**EXERCISE**:
Copy each line below that contains "桩底持力层岩土性状".

· · ·

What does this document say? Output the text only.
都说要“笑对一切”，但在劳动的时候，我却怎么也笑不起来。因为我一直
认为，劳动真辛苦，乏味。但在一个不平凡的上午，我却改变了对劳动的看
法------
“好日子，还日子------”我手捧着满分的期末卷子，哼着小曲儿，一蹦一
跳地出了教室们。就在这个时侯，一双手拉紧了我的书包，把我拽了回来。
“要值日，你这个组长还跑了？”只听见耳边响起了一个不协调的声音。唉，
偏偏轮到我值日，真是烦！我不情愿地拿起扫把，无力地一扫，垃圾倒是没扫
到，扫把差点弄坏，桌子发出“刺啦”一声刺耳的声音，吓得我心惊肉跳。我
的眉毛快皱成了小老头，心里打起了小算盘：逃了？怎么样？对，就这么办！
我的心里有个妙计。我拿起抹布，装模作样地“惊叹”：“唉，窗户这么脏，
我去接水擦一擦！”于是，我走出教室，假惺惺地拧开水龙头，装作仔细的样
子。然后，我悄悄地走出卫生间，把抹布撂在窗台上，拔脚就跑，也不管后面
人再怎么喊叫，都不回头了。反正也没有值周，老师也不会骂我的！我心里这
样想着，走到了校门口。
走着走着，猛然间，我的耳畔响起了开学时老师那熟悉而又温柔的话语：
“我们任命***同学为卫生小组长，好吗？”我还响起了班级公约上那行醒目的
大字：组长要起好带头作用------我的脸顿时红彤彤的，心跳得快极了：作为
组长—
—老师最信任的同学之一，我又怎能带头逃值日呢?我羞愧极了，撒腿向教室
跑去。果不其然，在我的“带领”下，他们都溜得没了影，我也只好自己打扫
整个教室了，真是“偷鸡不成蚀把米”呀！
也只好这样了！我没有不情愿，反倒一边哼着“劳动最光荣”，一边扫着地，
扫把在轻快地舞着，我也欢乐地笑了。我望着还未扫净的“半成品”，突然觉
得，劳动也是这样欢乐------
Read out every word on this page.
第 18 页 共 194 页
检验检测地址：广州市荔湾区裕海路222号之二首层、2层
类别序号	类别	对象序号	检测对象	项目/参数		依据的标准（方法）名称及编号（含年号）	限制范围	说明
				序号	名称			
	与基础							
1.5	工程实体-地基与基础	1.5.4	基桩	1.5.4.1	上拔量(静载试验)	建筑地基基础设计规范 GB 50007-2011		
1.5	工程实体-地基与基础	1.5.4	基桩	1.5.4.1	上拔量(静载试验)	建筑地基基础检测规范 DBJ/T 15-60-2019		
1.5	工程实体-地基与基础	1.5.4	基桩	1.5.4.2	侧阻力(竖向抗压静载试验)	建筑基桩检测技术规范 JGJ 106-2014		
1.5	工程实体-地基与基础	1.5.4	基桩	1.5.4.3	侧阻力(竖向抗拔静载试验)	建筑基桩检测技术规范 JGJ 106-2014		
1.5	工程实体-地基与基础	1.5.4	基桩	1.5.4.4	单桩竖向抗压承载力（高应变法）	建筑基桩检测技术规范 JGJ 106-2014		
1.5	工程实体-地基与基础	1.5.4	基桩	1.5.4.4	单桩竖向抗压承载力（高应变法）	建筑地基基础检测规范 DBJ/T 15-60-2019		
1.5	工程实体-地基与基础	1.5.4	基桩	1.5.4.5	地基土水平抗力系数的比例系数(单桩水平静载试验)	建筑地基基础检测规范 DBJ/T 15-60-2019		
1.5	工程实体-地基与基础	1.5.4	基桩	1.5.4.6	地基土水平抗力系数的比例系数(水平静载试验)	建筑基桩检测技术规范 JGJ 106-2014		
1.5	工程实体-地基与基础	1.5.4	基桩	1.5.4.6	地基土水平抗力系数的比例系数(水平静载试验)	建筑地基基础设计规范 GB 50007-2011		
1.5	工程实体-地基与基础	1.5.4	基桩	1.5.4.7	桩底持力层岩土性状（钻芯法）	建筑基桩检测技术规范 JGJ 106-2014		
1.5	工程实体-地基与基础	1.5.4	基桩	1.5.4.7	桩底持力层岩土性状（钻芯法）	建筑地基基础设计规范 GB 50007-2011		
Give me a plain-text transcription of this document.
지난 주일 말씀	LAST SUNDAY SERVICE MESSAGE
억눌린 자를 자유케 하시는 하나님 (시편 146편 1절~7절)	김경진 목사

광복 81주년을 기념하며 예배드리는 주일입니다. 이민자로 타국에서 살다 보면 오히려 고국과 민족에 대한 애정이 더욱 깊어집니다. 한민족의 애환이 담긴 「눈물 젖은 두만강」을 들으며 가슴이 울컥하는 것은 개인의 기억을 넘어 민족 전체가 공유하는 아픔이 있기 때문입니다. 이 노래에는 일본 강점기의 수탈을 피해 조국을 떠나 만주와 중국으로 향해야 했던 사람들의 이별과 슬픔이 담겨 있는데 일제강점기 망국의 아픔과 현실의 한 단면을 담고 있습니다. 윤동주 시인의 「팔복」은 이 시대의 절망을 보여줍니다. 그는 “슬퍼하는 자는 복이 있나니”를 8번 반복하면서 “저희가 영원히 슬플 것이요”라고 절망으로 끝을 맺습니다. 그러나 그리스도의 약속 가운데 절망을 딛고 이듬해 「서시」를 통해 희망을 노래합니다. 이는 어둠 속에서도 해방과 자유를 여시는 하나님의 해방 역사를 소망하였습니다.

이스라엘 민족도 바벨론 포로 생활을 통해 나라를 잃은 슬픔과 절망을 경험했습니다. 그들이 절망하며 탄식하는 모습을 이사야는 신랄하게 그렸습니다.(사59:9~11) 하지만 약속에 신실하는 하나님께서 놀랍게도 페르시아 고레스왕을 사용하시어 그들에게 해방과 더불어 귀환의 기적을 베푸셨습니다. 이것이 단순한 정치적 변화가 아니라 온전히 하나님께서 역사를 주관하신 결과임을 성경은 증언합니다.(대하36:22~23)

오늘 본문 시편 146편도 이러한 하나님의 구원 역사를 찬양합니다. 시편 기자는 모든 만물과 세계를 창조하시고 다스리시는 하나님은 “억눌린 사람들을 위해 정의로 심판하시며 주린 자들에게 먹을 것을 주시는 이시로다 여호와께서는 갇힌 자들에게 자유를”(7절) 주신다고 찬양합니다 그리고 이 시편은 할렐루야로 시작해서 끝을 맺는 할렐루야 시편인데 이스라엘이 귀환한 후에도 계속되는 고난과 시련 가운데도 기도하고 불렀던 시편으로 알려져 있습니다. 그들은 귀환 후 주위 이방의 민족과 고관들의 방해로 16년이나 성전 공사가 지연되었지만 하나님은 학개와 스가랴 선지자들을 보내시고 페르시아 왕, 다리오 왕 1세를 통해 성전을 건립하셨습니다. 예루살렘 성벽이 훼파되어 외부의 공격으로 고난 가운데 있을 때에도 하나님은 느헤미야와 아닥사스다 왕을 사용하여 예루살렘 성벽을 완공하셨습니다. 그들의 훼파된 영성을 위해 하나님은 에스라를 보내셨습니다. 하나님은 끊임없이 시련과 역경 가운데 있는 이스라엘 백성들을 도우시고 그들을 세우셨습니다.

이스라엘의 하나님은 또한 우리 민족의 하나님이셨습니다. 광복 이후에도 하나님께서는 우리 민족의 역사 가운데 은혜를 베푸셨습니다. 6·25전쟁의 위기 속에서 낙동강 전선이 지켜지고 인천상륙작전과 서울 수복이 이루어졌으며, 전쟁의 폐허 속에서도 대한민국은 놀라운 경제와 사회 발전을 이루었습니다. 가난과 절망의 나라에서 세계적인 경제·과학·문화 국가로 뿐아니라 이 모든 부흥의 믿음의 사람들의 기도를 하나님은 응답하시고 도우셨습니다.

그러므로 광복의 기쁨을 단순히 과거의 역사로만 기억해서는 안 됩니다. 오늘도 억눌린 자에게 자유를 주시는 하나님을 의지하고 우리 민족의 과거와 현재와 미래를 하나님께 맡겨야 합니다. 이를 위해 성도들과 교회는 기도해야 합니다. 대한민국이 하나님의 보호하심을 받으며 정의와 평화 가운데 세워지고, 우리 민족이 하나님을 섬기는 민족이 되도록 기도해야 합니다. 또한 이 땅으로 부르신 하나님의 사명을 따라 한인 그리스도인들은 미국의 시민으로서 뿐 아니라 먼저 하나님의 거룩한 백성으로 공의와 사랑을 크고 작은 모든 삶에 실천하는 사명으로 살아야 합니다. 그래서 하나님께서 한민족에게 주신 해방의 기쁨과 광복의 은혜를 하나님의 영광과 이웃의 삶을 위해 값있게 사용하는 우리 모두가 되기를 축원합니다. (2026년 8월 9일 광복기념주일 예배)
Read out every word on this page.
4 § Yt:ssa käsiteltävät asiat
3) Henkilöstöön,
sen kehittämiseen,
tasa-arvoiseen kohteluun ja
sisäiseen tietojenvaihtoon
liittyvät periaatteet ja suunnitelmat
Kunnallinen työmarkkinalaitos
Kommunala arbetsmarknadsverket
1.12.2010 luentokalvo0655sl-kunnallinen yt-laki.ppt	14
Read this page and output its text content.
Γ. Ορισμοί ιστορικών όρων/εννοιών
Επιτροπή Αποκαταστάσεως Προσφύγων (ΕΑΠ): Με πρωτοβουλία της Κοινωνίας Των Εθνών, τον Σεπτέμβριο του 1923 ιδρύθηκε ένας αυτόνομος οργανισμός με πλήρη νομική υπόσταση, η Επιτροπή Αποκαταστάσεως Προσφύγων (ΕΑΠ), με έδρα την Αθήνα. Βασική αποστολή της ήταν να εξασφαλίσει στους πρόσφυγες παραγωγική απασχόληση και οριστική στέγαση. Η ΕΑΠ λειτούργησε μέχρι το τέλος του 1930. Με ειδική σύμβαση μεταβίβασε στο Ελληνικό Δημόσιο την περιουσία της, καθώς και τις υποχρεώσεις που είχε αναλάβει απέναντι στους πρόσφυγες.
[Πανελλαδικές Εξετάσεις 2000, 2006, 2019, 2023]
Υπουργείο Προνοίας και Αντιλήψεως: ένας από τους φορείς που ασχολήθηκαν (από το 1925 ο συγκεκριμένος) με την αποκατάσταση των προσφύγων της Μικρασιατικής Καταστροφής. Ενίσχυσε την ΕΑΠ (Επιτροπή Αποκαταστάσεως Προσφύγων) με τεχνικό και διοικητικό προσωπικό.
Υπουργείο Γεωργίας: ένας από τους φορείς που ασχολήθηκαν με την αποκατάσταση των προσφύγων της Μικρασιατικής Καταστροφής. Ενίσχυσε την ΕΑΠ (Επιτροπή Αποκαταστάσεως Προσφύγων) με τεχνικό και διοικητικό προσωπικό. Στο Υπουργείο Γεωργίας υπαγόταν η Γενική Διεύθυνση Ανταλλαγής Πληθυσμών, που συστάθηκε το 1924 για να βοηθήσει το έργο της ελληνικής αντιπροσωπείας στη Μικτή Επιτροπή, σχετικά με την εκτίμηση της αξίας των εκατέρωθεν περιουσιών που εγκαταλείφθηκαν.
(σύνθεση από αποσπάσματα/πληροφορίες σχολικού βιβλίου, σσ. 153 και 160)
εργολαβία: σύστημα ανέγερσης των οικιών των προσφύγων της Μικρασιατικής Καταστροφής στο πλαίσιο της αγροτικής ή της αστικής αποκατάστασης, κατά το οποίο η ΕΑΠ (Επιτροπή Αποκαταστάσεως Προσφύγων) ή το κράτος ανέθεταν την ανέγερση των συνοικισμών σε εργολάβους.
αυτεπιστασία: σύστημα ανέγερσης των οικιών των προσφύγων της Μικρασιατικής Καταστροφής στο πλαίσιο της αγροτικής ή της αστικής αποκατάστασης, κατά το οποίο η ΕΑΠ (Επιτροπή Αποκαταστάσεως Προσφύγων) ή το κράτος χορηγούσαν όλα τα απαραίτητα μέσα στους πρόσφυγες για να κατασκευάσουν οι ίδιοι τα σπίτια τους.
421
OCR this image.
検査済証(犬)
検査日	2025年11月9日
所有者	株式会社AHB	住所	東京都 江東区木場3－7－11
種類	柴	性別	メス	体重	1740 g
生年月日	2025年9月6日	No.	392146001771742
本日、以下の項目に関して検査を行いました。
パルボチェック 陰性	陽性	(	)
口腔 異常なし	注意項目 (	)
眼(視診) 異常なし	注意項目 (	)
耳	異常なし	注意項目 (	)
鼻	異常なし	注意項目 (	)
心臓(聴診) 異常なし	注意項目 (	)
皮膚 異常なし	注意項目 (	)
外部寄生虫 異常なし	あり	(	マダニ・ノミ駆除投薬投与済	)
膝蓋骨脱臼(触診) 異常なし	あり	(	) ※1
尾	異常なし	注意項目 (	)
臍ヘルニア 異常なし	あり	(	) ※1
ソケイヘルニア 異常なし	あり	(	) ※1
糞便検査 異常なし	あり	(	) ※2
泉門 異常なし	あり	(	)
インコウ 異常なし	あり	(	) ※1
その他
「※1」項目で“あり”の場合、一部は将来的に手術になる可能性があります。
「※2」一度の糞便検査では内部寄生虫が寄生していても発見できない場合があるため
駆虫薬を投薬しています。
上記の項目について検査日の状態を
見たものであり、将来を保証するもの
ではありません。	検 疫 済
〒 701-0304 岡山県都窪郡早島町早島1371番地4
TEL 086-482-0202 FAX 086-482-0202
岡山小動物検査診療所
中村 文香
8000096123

· · ·

**SOLUTION FOR THIS TASK**:
1.5	工程实体-地基与基础	1.5.4	基桩	1.5.4.7	桩底持力层岩土性状（钻芯法）	建筑基桩检测技术规范 JGJ 106-2014		
1.5	工程实体-地基与基础	1.5.4	基桩	1.5.4.7	桩底持力层岩土性状（钻芯法）	建筑地基基础设计规范 GB 50007-2011		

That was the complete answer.